Short problem
Write the records below out again exactly as given, with no images.
_ _ _ _
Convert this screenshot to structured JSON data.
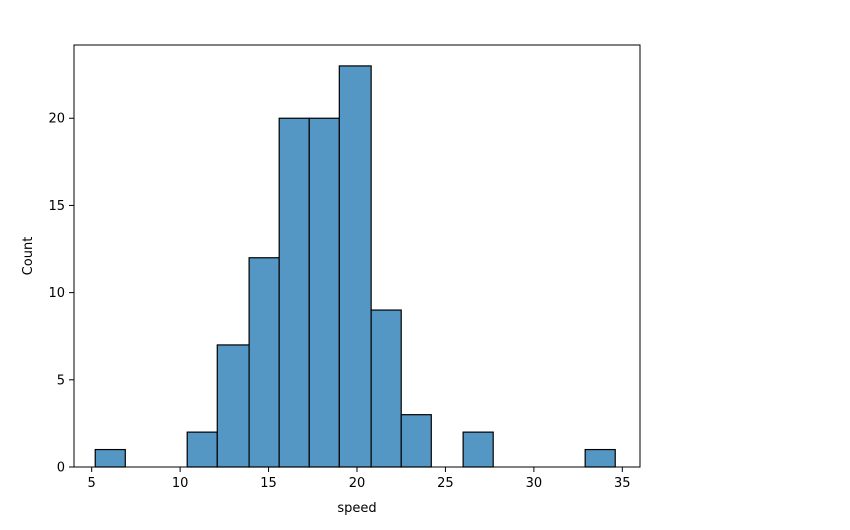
{
  "colors": {
    "bar_fill": "#5497c5",
    "bar_edge": "#000000",
    "axis": "#000000",
    "background": "#ffffff"
  },
  "chart_data": {
    "type": "bar",
    "title": "",
    "xlabel": "speed",
    "ylabel": "Count",
    "xlim": [
      4,
      36
    ],
    "ylim": [
      0,
      24.2
    ],
    "x_ticks": [
      5,
      10,
      15,
      20,
      25,
      30,
      35
    ],
    "y_ticks": [
      0,
      5,
      10,
      15,
      20
    ],
    "bins": [
      {
        "start": 5.2,
        "end": 6.9,
        "count": 1
      },
      {
        "start": 6.9,
        "end": 8.6,
        "count": 0
      },
      {
        "start": 8.6,
        "end": 10.4,
        "count": 0
      },
      {
        "start": 10.4,
        "end": 12.1,
        "count": 2
      },
      {
        "start": 12.1,
        "end": 13.9,
        "count": 7
      },
      {
        "start": 13.9,
        "end": 15.6,
        "count": 12
      },
      {
        "start": 15.6,
        "end": 17.3,
        "count": 20
      },
      {
        "start": 17.3,
        "end": 19.0,
        "count": 20
      },
      {
        "start": 19.0,
        "end": 20.8,
        "count": 23
      },
      {
        "start": 20.8,
        "end": 22.5,
        "count": 9
      },
      {
        "start": 22.5,
        "end": 24.2,
        "count": 3
      },
      {
        "start": 24.2,
        "end": 26.0,
        "count": 0
      },
      {
        "start": 26.0,
        "end": 27.7,
        "count": 2
      },
      {
        "start": 27.7,
        "end": 29.4,
        "count": 0
      },
      {
        "start": 29.4,
        "end": 31.1,
        "count": 0
      },
      {
        "start": 31.1,
        "end": 32.9,
        "count": 0
      },
      {
        "start": 32.9,
        "end": 34.6,
        "count": 1
      }
    ]
  }
}
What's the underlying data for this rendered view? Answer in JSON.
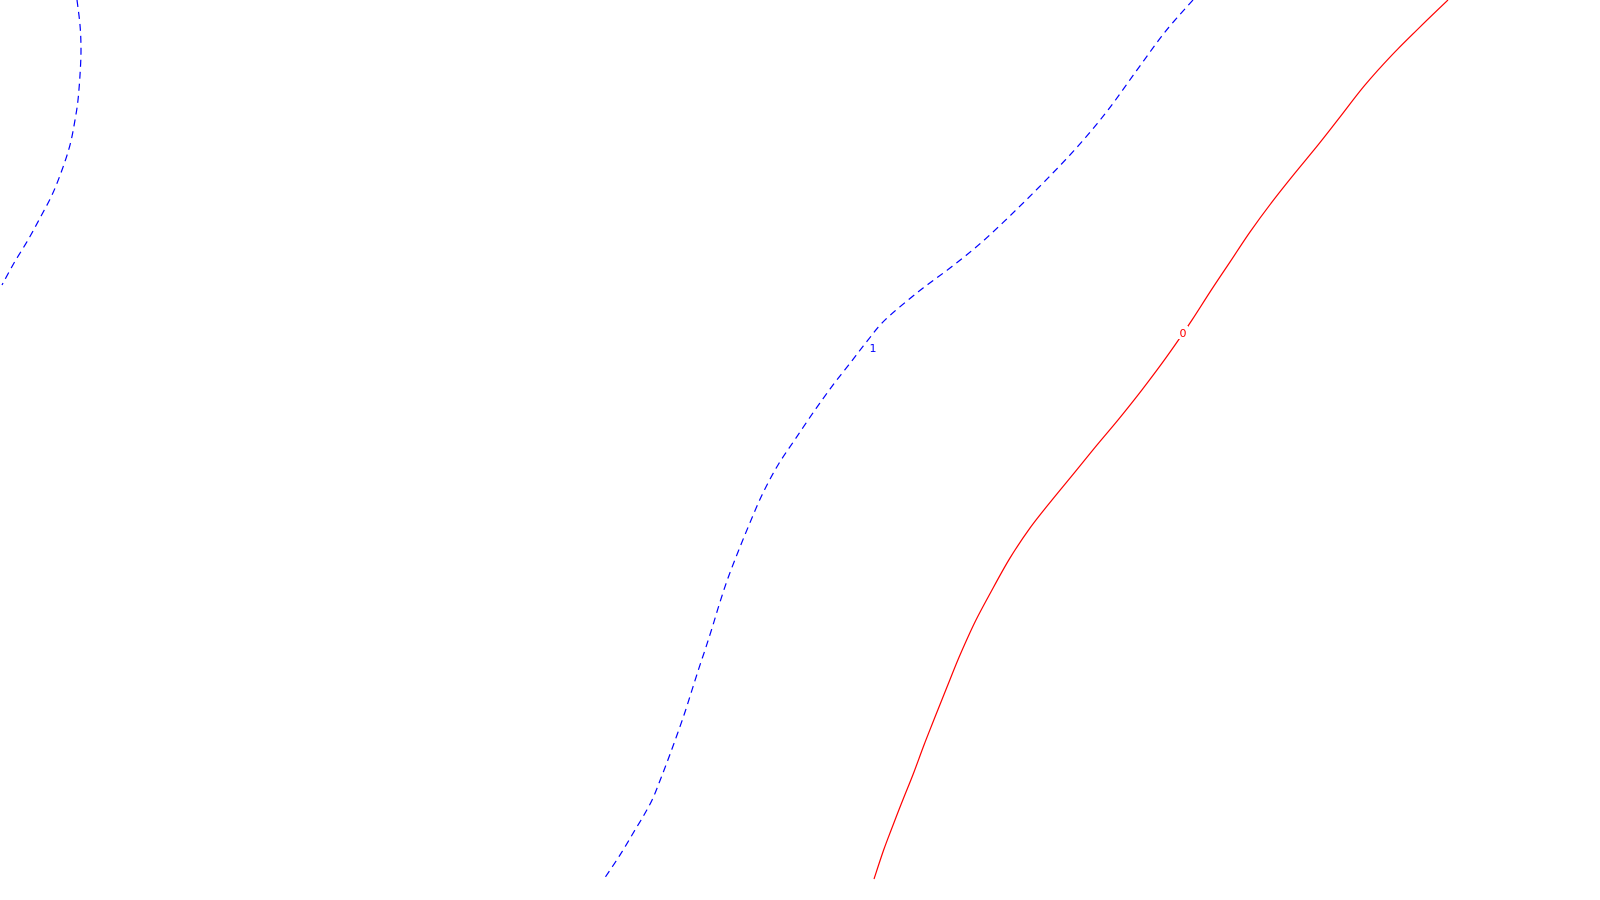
{
  "chart_data": {
    "type": "line",
    "title": "",
    "xlabel": "",
    "ylabel": "",
    "grid": false,
    "legend": "none",
    "colors": {
      "background": "#ffffff",
      "negative": "#0000ff",
      "zero": "#ff0000"
    },
    "series": [
      {
        "label": "1",
        "color": "#0000ff",
        "dashed": true,
        "label_point": [
          873,
          348
        ],
        "x": [
          1193,
          1165,
          1137,
          1108,
          1079,
          1048,
          1016,
          982,
          950,
          918,
          885,
          868,
          851,
          833,
          815,
          796,
          778,
          762,
          749,
          738,
          728,
          720,
          713,
          706,
          699,
          692,
          685,
          677,
          669,
          661,
          653,
          644,
          635,
          620,
          604
        ],
        "y": [
          0,
          32,
          70,
          110,
          145,
          178,
          210,
          242,
          268,
          292,
          320,
          340,
          362,
          385,
          410,
          438,
          465,
          495,
          525,
          552,
          578,
          602,
          625,
          647,
          668,
          690,
          712,
          735,
          757,
          778,
          798,
          815,
          830,
          855,
          879
        ]
      },
      {
        "label": "",
        "color": "#0000ff",
        "dashed": true,
        "x": [
          77,
          80,
          81,
          80,
          78,
          75,
          70,
          62,
          52,
          40,
          28,
          14,
          2
        ],
        "y": [
          0,
          25,
          50,
          75,
          100,
          120,
          145,
          170,
          195,
          218,
          240,
          263,
          285
        ]
      },
      {
        "label": "0",
        "color": "#ff0000",
        "dashed": false,
        "label_point": [
          1183,
          333
        ],
        "x": [
          1448,
          1420,
          1392,
          1365,
          1340,
          1318,
          1295,
          1272,
          1250,
          1230,
          1210,
          1192,
          1175,
          1157,
          1138,
          1118,
          1097,
          1075,
          1052,
          1030,
          1010,
          992,
          975,
          960,
          947,
          935,
          924,
          914,
          904,
          895,
          884,
          874
        ],
        "y": [
          0,
          27,
          55,
          85,
          117,
          145,
          173,
          202,
          232,
          262,
          292,
          320,
          345,
          370,
          395,
          420,
          445,
          472,
          500,
          528,
          558,
          590,
          622,
          655,
          687,
          717,
          745,
          772,
          797,
          820,
          849,
          879
        ]
      }
    ]
  }
}
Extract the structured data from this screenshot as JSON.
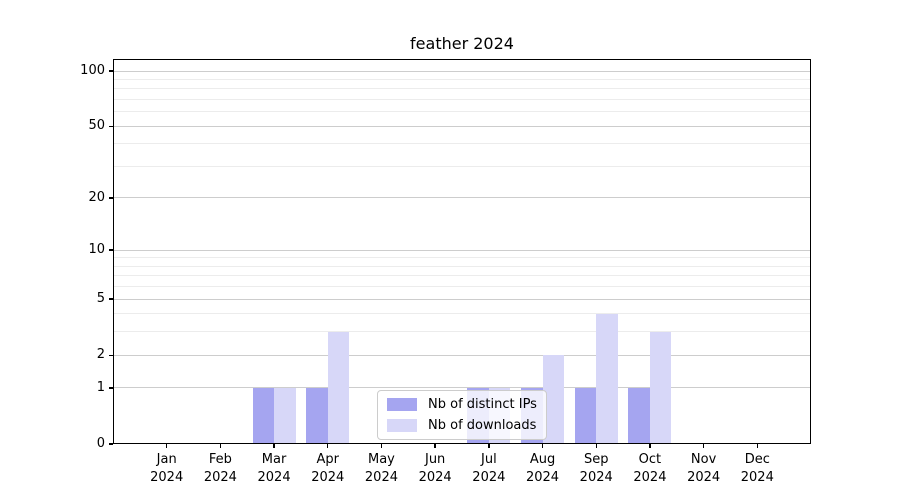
_ _ _ _
Reply to the exercise
Convert this screenshot to structured JSON data.
{
  "colors": {
    "bar_fill": "#5497c5",
    "bar_edge": "#000000",
    "axis": "#000000",
    "background": "#ffffff"
  },
  "chart_data": {
    "type": "bar",
    "title": "",
    "xlabel": "speed",
    "ylabel": "Count",
    "xlim": [
      4,
      36
    ],
    "ylim": [
      0,
      24.2
    ],
    "x_ticks": [
      5,
      10,
      15,
      20,
      25,
      30,
      35
    ],
    "y_ticks": [
      0,
      5,
      10,
      15,
      20
    ],
    "bins": [
      {
        "start": 5.2,
        "end": 6.9,
        "count": 1
      },
      {
        "start": 6.9,
        "end": 8.6,
        "count": 0
      },
      {
        "start": 8.6,
        "end": 10.4,
        "count": 0
      },
      {
        "start": 10.4,
        "end": 12.1,
        "count": 2
      },
      {
        "start": 12.1,
        "end": 13.9,
        "count": 7
      },
      {
        "start": 13.9,
        "end": 15.6,
        "count": 12
      },
      {
        "start": 15.6,
        "end": 17.3,
        "count": 20
      },
      {
        "start": 17.3,
        "end": 19.0,
        "count": 20
      },
      {
        "start": 19.0,
        "end": 20.8,
        "count": 23
      },
      {
        "start": 20.8,
        "end": 22.5,
        "count": 9
      },
      {
        "start": 22.5,
        "end": 24.2,
        "count": 3
      },
      {
        "start": 24.2,
        "end": 26.0,
        "count": 0
      },
      {
        "start": 26.0,
        "end": 27.7,
        "count": 2
      },
      {
        "start": 27.7,
        "end": 29.4,
        "count": 0
      },
      {
        "start": 29.4,
        "end": 31.1,
        "count": 0
      },
      {
        "start": 31.1,
        "end": 32.9,
        "count": 0
      },
      {
        "start": 32.9,
        "end": 34.6,
        "count": 1
      }
    ]
  }
}
What's the underlying data for this rendered view? Answer in JSON.
{
  "chart_data": {
    "type": "line",
    "title": "",
    "xlabel": "",
    "ylabel": "",
    "grid": false,
    "legend": "none",
    "colors": {
      "background": "#ffffff",
      "negative": "#0000ff",
      "zero": "#ff0000"
    },
    "series": [
      {
        "label": "1",
        "color": "#0000ff",
        "dashed": true,
        "label_point": [
          873,
          348
        ],
        "x": [
          1193,
          1165,
          1137,
          1108,
          1079,
          1048,
          1016,
          982,
          950,
          918,
          885,
          868,
          851,
          833,
          815,
          796,
          778,
          762,
          749,
          738,
          728,
          720,
          713,
          706,
          699,
          692,
          685,
          677,
          669,
          661,
          653,
          644,
          635,
          620,
          604
        ],
        "y": [
          0,
          32,
          70,
          110,
          145,
          178,
          210,
          242,
          268,
          292,
          320,
          340,
          362,
          385,
          410,
          438,
          465,
          495,
          525,
          552,
          578,
          602,
          625,
          647,
          668,
          690,
          712,
          735,
          757,
          778,
          798,
          815,
          830,
          855,
          879
        ]
      },
      {
        "label": "",
        "color": "#0000ff",
        "dashed": true,
        "x": [
          77,
          80,
          81,
          80,
          78,
          75,
          70,
          62,
          52,
          40,
          28,
          14,
          2
        ],
        "y": [
          0,
          25,
          50,
          75,
          100,
          120,
          145,
          170,
          195,
          218,
          240,
          263,
          285
        ]
      },
      {
        "label": "0",
        "color": "#ff0000",
        "dashed": false,
        "label_point": [
          1183,
          333
        ],
        "x": [
          1448,
          1420,
          1392,
          1365,
          1340,
          1318,
          1295,
          1272,
          1250,
          1230,
          1210,
          1192,
          1175,
          1157,
          1138,
          1118,
          1097,
          1075,
          1052,
          1030,
          1010,
          992,
          975,
          960,
          947,
          935,
          924,
          914,
          904,
          895,
          884,
          874
        ],
        "y": [
          0,
          27,
          55,
          85,
          117,
          145,
          173,
          202,
          232,
          262,
          292,
          320,
          345,
          370,
          395,
          420,
          445,
          472,
          500,
          528,
          558,
          590,
          622,
          655,
          687,
          717,
          745,
          772,
          797,
          820,
          849,
          879
        ]
      }
    ]
  }
}
Extract the structured data from this screenshot as JSON.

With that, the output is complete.